··· SUPPLIED RECORDS

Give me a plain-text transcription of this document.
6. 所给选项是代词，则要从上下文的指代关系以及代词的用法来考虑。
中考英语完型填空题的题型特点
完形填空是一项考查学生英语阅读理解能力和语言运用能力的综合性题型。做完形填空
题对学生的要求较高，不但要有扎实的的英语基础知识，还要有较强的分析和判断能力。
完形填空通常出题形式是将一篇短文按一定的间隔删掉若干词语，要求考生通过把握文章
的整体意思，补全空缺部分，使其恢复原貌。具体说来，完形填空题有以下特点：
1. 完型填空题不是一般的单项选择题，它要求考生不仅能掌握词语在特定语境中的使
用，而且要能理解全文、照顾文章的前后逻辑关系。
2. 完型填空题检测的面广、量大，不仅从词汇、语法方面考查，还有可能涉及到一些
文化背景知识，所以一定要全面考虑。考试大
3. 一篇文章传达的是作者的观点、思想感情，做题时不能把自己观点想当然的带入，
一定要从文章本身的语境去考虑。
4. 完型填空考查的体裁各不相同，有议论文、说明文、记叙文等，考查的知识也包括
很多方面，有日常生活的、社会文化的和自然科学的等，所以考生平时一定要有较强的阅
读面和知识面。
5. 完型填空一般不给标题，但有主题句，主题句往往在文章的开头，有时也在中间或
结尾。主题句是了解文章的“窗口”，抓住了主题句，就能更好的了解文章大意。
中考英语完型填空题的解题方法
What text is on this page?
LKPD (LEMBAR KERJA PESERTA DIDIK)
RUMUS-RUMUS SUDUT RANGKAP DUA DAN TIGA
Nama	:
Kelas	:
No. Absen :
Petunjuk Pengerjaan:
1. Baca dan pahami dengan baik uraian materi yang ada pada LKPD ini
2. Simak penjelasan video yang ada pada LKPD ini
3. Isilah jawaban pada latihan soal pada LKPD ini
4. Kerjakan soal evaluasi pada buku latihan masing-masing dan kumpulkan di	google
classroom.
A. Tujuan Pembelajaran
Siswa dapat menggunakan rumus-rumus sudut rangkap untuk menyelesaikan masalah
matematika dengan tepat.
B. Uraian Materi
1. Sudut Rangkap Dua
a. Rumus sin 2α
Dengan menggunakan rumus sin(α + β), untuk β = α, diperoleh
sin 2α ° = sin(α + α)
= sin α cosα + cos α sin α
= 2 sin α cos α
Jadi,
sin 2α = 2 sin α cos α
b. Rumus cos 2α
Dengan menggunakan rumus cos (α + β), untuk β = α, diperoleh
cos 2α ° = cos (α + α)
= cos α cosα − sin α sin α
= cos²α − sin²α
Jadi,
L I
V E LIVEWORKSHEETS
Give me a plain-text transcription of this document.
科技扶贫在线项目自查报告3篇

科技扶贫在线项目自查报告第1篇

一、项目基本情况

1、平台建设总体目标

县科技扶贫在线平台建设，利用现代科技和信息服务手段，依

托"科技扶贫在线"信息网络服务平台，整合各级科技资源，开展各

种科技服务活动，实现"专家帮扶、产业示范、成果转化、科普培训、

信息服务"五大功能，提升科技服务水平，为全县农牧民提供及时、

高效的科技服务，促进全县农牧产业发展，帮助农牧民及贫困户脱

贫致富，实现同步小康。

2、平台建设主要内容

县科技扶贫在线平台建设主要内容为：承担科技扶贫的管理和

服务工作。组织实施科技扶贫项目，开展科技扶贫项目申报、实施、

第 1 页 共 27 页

······

◆ WORK TO COMPLETE
Repeat the material above in full, exactly as it stands.

◆ SOLUTION FOR THIS EXERCISE
Give me a plain-text transcription of this document.
6. 所给选项是代词，则要从上下文的指代关系以及代词的用法来考虑。
中考英语完型填空题的题型特点
完形填空是一项考查学生英语阅读理解能力和语言运用能力的综合性题型。做完形填空
题对学生的要求较高，不但要有扎实的的英语基础知识，还要有较强的分析和判断能力。
完形填空通常出题形式是将一篇短文按一定的间隔删掉若干词语，要求考生通过把握文章
的整体意思，补全空缺部分，使其恢复原貌。具体说来，完形填空题有以下特点：
1. 完型填空题不是一般的单项选择题，它要求考生不仅能掌握词语在特定语境中的使
用，而且要能理解全文、照顾文章的前后逻辑关系。
2. 完型填空题检测的面广、量大，不仅从词汇、语法方面考查，还有可能涉及到一些
文化背景知识，所以一定要全面考虑。考试大
3. 一篇文章传达的是作者的观点、思想感情，做题时不能把自己观点想当然的带入，
一定要从文章本身的语境去考虑。
4. 完型填空考查的体裁各不相同，有议论文、说明文、记叙文等，考查的知识也包括
很多方面，有日常生活的、社会文化的和自然科学的等，所以考生平时一定要有较强的阅
读面和知识面。
5. 完型填空一般不给标题，但有主题句，主题句往往在文章的开头，有时也在中间或
结尾。主题句是了解文章的“窗口”，抓住了主题句，就能更好的了解文章大意。
中考英语完型填空题的解题方法
What text is on this page?
LKPD (LEMBAR KERJA PESERTA DIDIK)
RUMUS-RUMUS SUDUT RANGKAP DUA DAN TIGA
Nama	:
Kelas	:
No. Absen :
Petunjuk Pengerjaan:
1. Baca dan pahami dengan baik uraian materi yang ada pada LKPD ini
2. Simak penjelasan video yang ada pada LKPD ini
3. Isilah jawaban pada latihan soal pada LKPD ini
4. Kerjakan soal evaluasi pada buku latihan masing-masing dan kumpulkan di	google
classroom.
A. Tujuan Pembelajaran
Siswa dapat menggunakan rumus-rumus sudut rangkap untuk menyelesaikan masalah
matematika dengan tepat.
B. Uraian Materi
1. Sudut Rangkap Dua
a. Rumus sin 2α
Dengan menggunakan rumus sin(α + β), untuk β = α, diperoleh
sin 2α ° = sin(α + α)
= sin α cosα + cos α sin α
= 2 sin α cos α
Jadi,
sin 2α = 2 sin α cos α
b. Rumus cos 2α
Dengan menggunakan rumus cos (α + β), untuk β = α, diperoleh
cos 2α ° = cos (α + α)
= cos α cosα − sin α sin α
= cos²α − sin²α
Jadi,
L I
V E LIVEWORKSHEETS
Give me a plain-text transcription of this document.
科技扶贫在线项目自查报告3篇

科技扶贫在线项目自查报告第1篇

一、项目基本情况

1、平台建设总体目标

县科技扶贫在线平台建设，利用现代科技和信息服务手段，依

托"科技扶贫在线"信息网络服务平台，整合各级科技资源，开展各

种科技服务活动，实现"专家帮扶、产业示范、成果转化、科普培训、

信息服务"五大功能，提升科技服务水平，为全县农牧民提供及时、

高效的科技服务，促进全县农牧产业发展，帮助农牧民及贫困户脱

贫致富，实现同步小康。

2、平台建设主要内容

县科技扶贫在线平台建设主要内容为：承担科技扶贫的管理和

服务工作。组织实施科技扶贫项目，开展科技扶贫项目申报、实施、

第 1 页 共 27 页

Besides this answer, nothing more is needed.